***** RECORDED INFORMATION *****

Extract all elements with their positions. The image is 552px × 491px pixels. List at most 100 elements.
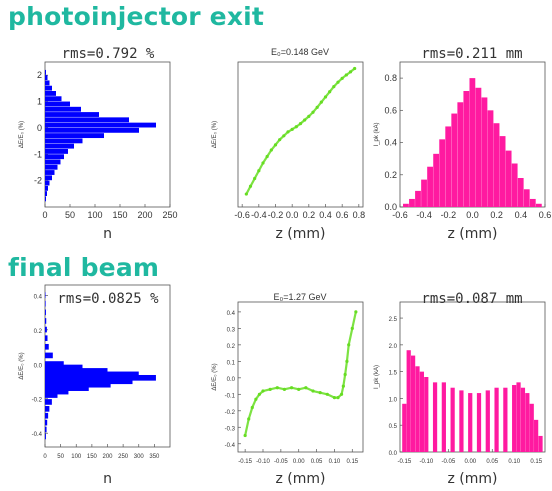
x-tick-label: 250 [118, 454, 129, 460]
x-axis-label: z (mm) [276, 226, 326, 242]
x-tick-label: 0.10 [329, 459, 341, 465]
histogram-bar [45, 406, 50, 412]
y-tick-label: -0.2 [32, 398, 43, 404]
histogram-bar [445, 126, 452, 207]
panel-p4: rms=0.0825 % n ΔE/E₀ (%) 0 50 100 150 200 250 300… [19, 284, 171, 487]
histogram-bar [463, 91, 470, 207]
histogram-bar [512, 385, 517, 452]
x-tick-label: 100 [87, 210, 102, 220]
scatter-point [319, 100, 323, 104]
x-tick-label: 0 [42, 210, 47, 220]
histogram-bar [45, 106, 81, 112]
histogram-bar [45, 335, 48, 342]
x-tick-label: 0.2 [490, 210, 503, 220]
y-axis-label: ΔE/E₀ (%) [212, 363, 218, 390]
scatter-point [286, 130, 290, 134]
scatter-point [278, 138, 282, 142]
histogram-bar [432, 382, 438, 452]
scatter-point [297, 387, 301, 391]
x-tick-label: 0 [43, 454, 47, 460]
histogram-bar [45, 399, 52, 405]
histogram-bar [45, 419, 48, 426]
histogram-bar [45, 170, 55, 175]
histogram-bar [45, 143, 74, 149]
y-tick-label: 2.0 [389, 344, 398, 350]
scatter-point [248, 184, 253, 188]
scatter-point [336, 396, 340, 400]
plot-frame [399, 301, 546, 453]
scatter-point [340, 76, 344, 80]
histogram-bar [45, 361, 64, 367]
histogram-bar [538, 435, 543, 452]
y-tick-label: 0 [37, 123, 42, 133]
x-tick-label: 0.15 [530, 459, 542, 465]
histogram-bar [45, 117, 129, 123]
y-tick-label: -2 [34, 176, 42, 186]
scatter-point [304, 386, 308, 390]
y-tick-label: 0.6 [384, 105, 397, 115]
histogram-bar [419, 371, 424, 452]
plot-frame [237, 61, 364, 208]
y-tick-label: 0.0 [34, 363, 43, 369]
histogram-bar [45, 175, 52, 181]
histogram-bar [45, 388, 69, 395]
histogram-bar [45, 154, 64, 160]
histogram-bar [45, 96, 62, 102]
y-tick-label: -0.1 [225, 393, 236, 399]
x-tick-label: -0.2 [268, 210, 284, 220]
y-tick-label: -0.3 [225, 426, 236, 432]
histogram-bar [45, 374, 156, 381]
scatter-point [257, 169, 261, 173]
section-title-photoinjector: photoinjector exit [8, 2, 265, 31]
histogram-bar [45, 412, 49, 419]
scatter-point [332, 84, 336, 89]
y-tick-label: 2 [37, 70, 42, 80]
x-tick-label: 0.05 [311, 459, 323, 465]
histogram-bar [45, 368, 108, 374]
histogram-bar [441, 382, 446, 452]
phase-space-curve [244, 311, 357, 436]
x-tick-label: 50 [65, 210, 75, 220]
plot-title: rms=0.792 % [62, 46, 155, 62]
histogram-bar [427, 166, 433, 207]
scatter-point [307, 114, 311, 118]
scatter-point [315, 105, 319, 109]
panel-p6: rms=0.087 mm z (mm) I_pk (kA) -0.15 -0.10 -0.… [374, 291, 546, 487]
x-tick-label: -0.10 [420, 459, 434, 465]
histogram-bar [525, 393, 530, 452]
scatter-point [311, 389, 315, 393]
x-axis-label: z (mm) [448, 471, 498, 487]
scatter-point [244, 192, 248, 196]
histogram-bar [45, 426, 47, 433]
histogram-bar [45, 185, 48, 191]
histogram-bar [475, 87, 482, 207]
histogram-bar [520, 387, 526, 452]
y-axis-label: ΔE/E₀ (%) [19, 352, 25, 379]
scatter-point [257, 392, 262, 396]
scatter-point [247, 417, 251, 421]
y-tick-label: 0.4 [227, 311, 236, 317]
histogram-bar [523, 189, 530, 207]
x-tick-label: 0.2 [303, 210, 316, 220]
y-tick-label: 0.5 [389, 424, 398, 430]
y-tick-label: 1.0 [389, 397, 398, 403]
histogram-bar [45, 138, 83, 144]
scatter-point [344, 73, 348, 77]
histogram-bar [406, 350, 411, 452]
x-tick-label: 0.8 [353, 210, 366, 220]
y-tick-label: -0.4 [32, 432, 43, 438]
scatter-point [348, 70, 353, 74]
scatter-point [298, 122, 303, 126]
histogram-bar [45, 433, 46, 440]
scatter-point [275, 386, 279, 390]
plot-title: rms=0.211 mm [421, 46, 522, 62]
x-tick-label: 0.4 [319, 210, 332, 220]
x-tick-label: 0.6 [336, 210, 349, 220]
histogram-bar [534, 419, 539, 452]
x-tick-label: 0.10 [508, 459, 520, 465]
scatter-point [243, 433, 247, 438]
histogram-bar [516, 382, 521, 452]
histogram-bar [45, 326, 47, 333]
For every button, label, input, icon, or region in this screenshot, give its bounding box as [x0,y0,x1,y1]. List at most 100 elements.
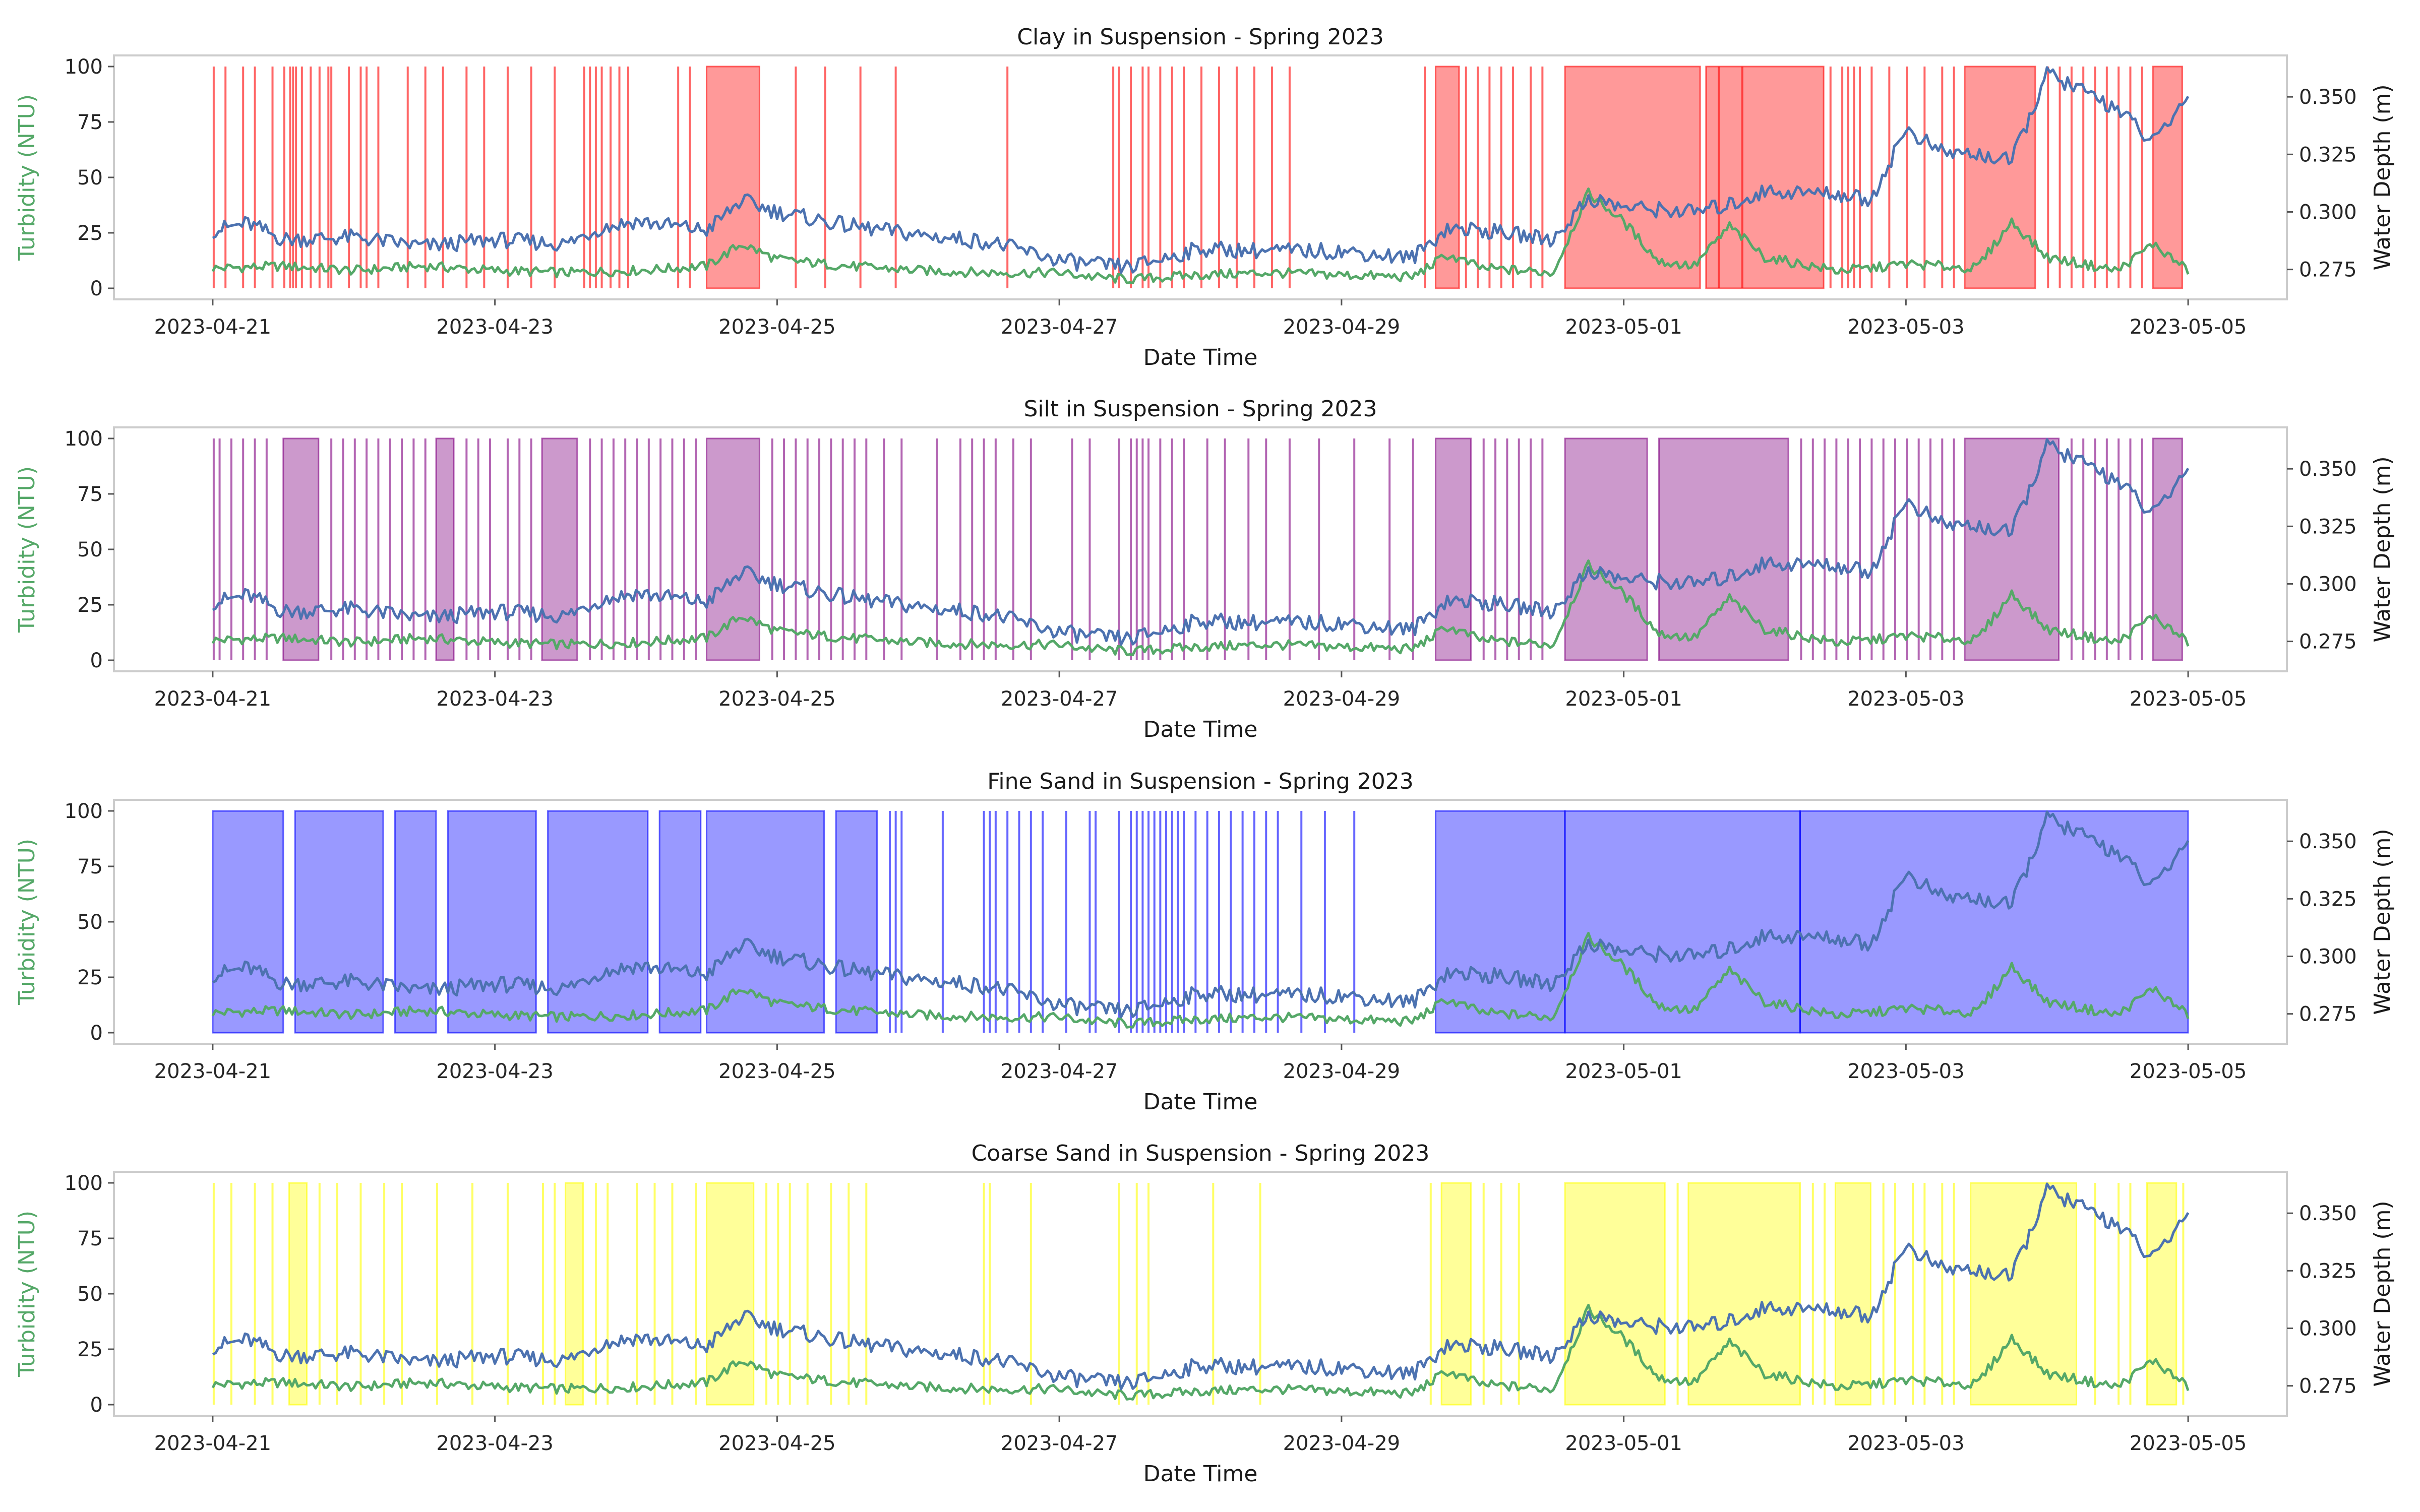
x-tick-label: 2023-05-01 [1565,316,1682,339]
highlight-line [607,1183,609,1405]
y2-tick-label: 0.300 [2299,1317,2357,1340]
highlight-line [1941,1183,1944,1405]
highlight-line [589,67,591,288]
y2-axis-label: Water Depth (m) [2370,84,2395,270]
highlight-line [894,811,897,1033]
highlight-line [1183,438,1185,660]
highlight-line [2129,67,2132,288]
highlight-line [2047,67,2049,288]
highlight-spans [212,66,2183,289]
highlight-line [436,1183,439,1405]
highlight-line [789,1183,791,1405]
highlight-line [1265,811,1267,1033]
highlight-line [377,438,380,660]
highlight-line [1888,67,1891,288]
highlight-span [1434,437,1472,661]
highlight-line [1171,811,1173,1033]
highlight-line [1912,1183,1914,1405]
highlight-line [853,438,856,660]
highlight-line [1147,67,1150,288]
highlight-line [830,1183,832,1405]
y-tick-label: 50 [77,538,103,561]
highlight-line [2094,438,2096,660]
highlight-line [1230,811,1232,1033]
highlight-line [1030,811,1032,1033]
highlight-line [1130,67,1132,288]
highlight-line [1171,438,1173,660]
y-tick-label: 100 [65,1172,103,1195]
subplot-panel: Silt in Suspension - Spring 2023 2023-04-… [14,396,2395,742]
x-tick-label: 2023-05-01 [1565,1432,1682,1455]
highlight-line [1318,438,1320,660]
highlight-line [336,1183,338,1405]
highlight-line [1741,67,1743,288]
highlight-line [695,1183,697,1405]
highlight-line [1265,438,1267,660]
subplot-panel: Clay in Suspension - Spring 2023 2023-04-… [14,24,2395,370]
y-tick-label: 75 [77,483,103,506]
highlight-line [1676,1183,1679,1405]
y-axis-label: Turbidity (NTU) [14,1211,40,1377]
highlight-line [888,811,891,1033]
highlight-line [583,67,585,288]
highlight-line [483,67,486,288]
highlight-line [1177,811,1179,1033]
highlight-line [1800,438,1802,660]
highlight-line [1488,67,1491,288]
highlight-line [218,438,221,660]
highlight-line [1141,438,1144,660]
highlight-line [1718,67,1720,288]
highlight-line [1953,438,1955,660]
highlight-span [1964,66,2036,289]
chart-title: Coarse Sand in Suspension - Spring 2023 [972,1141,1430,1166]
highlight-line [983,811,985,1033]
y2-tick-label: 0.350 [2299,1202,2357,1225]
x-tick-label: 2023-04-21 [154,316,271,339]
y-axis-label: Turbidity (NTU) [14,839,40,1005]
x-tick-label: 2023-04-25 [718,316,835,339]
highlight-line [1206,438,1208,660]
chart-title: Silt in Suspension - Spring 2023 [1023,396,1377,422]
y-tick-label: 25 [77,966,103,989]
y-tick-label: 75 [77,111,103,134]
highlight-line [900,811,903,1033]
highlight-line [659,438,662,660]
highlight-span [394,810,437,1034]
x-tick-label: 2023-04-25 [718,1060,835,1083]
highlight-line [465,438,468,660]
highlight-line [1030,438,1032,660]
highlight-line [230,438,232,660]
highlight-line [618,67,621,288]
highlight-line [636,1183,638,1405]
highlight-line [1512,67,1515,288]
y-tick-label: 0 [90,277,103,300]
highlight-line [366,67,368,288]
y2-tick-label: 0.350 [2299,86,2357,109]
highlight-line [2094,1183,2096,1405]
highlight-span [1964,437,2060,661]
highlight-span [1434,810,1566,1034]
highlight-line [818,438,821,660]
highlight-span [1658,437,1789,661]
highlight-line [671,438,674,660]
y2-tick-label: 0.300 [2299,945,2357,968]
highlight-line [2141,438,2143,660]
highlight-line [1042,811,1044,1033]
highlight-line [959,438,961,660]
highlight-line [1323,811,1326,1033]
highlight-line [212,67,215,288]
highlight-line [989,811,991,1033]
highlight-line [554,1183,556,1405]
highlight-line [795,67,797,288]
turbidity-line [211,1304,2190,1401]
highlight-line [1518,438,1520,660]
highlight-span [658,810,702,1034]
y2-tick-label: 0.275 [2299,1003,2357,1026]
highlight-line [318,1183,321,1405]
y2-axis-label: Water Depth (m) [2370,1201,2395,1387]
x-tick-label: 2023-04-27 [1001,687,1118,711]
highlight-line [2118,438,2120,660]
highlight-line [1135,811,1138,1033]
x-tick-label: 2023-04-27 [1001,316,1118,339]
y-tick-label: 0 [90,649,103,672]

*****

EXERCISE DESCRIPTION ▸ Please write out the lines of the items from the one holding "x-tick-label: 250 [118, 454, 129, 460]" to the one holding "plot-title: rms=0.792 % [62, 46, 155, 62]", inclusive, repeating them exactly.

FULL RESPONSE ▸
x-tick-label: 250 [118, 454, 129, 460]
x-axis-label: z (mm) [276, 226, 326, 242]
x-tick-label: 0.10 [329, 459, 341, 465]
histogram-bar [45, 406, 50, 412]
y-tick-label: -0.2 [32, 398, 43, 404]
histogram-bar [445, 126, 452, 207]
panel-p4: rms=0.0825 % n ΔE/E₀ (%) 0 50 100 150 200 250 300… [19, 284, 171, 487]
histogram-bar [463, 91, 470, 207]
histogram-bar [512, 385, 517, 452]
x-tick-label: 100 [87, 210, 102, 220]
scatter-point [319, 100, 323, 104]
x-tick-label: 0 [42, 210, 47, 220]
histogram-bar [45, 106, 81, 112]
histogram-bar [45, 335, 48, 342]
x-tick-label: 0.2 [490, 210, 503, 220]
y-axis-label: ΔE/E₀ (%) [212, 363, 218, 390]
scatter-point [286, 130, 290, 134]
scatter-point [278, 138, 282, 142]
histogram-bar [432, 382, 438, 452]
scatter-point [297, 387, 301, 391]
x-tick-label: 0 [43, 454, 47, 460]
histogram-bar [45, 399, 52, 405]
histogram-bar [45, 419, 48, 426]
histogram-bar [45, 170, 55, 175]
histogram-bar [45, 143, 74, 149]
y-tick-label: 2.0 [389, 344, 398, 350]
scatter-point [248, 184, 253, 188]
scatter-point [336, 396, 340, 400]
plot-frame [399, 301, 546, 453]
scatter-point [340, 76, 344, 80]
histogram-bar [45, 361, 64, 367]
histogram-bar [538, 435, 543, 452]
y-tick-label: 0 [37, 123, 42, 133]
x-tick-label: 0.15 [530, 459, 542, 465]
histogram-bar [45, 117, 129, 123]
y-tick-label: -2 [34, 176, 42, 186]
scatter-point [304, 386, 308, 390]
y-tick-label: 0.6 [384, 105, 397, 115]
histogram-bar [419, 371, 424, 452]
plot-frame [237, 61, 364, 208]
y-tick-label: 0.0 [34, 363, 43, 369]
histogram-bar [45, 175, 52, 181]
histogram-bar [45, 388, 69, 395]
histogram-bar [45, 154, 64, 160]
histogram-bar [45, 96, 62, 102]
y-tick-label: -0.1 [225, 393, 236, 399]
x-tick-label: -0.2 [268, 210, 284, 220]
y-tick-label: -0.3 [225, 426, 236, 432]
histogram-bar [45, 374, 156, 381]
scatter-point [257, 169, 261, 173]
section-title-photoinjector: photoinjector exit [8, 2, 265, 31]
histogram-bar [45, 412, 49, 419]
scatter-point [332, 84, 336, 89]
y-tick-label: 2 [37, 70, 42, 80]
x-tick-label: 0.05 [311, 459, 323, 465]
histogram-bar [45, 368, 108, 374]
histogram-bar [441, 382, 446, 452]
phase-space-curve [244, 311, 357, 436]
x-tick-label: 50 [65, 210, 75, 220]
plot-title: rms=0.792 % [62, 46, 155, 62]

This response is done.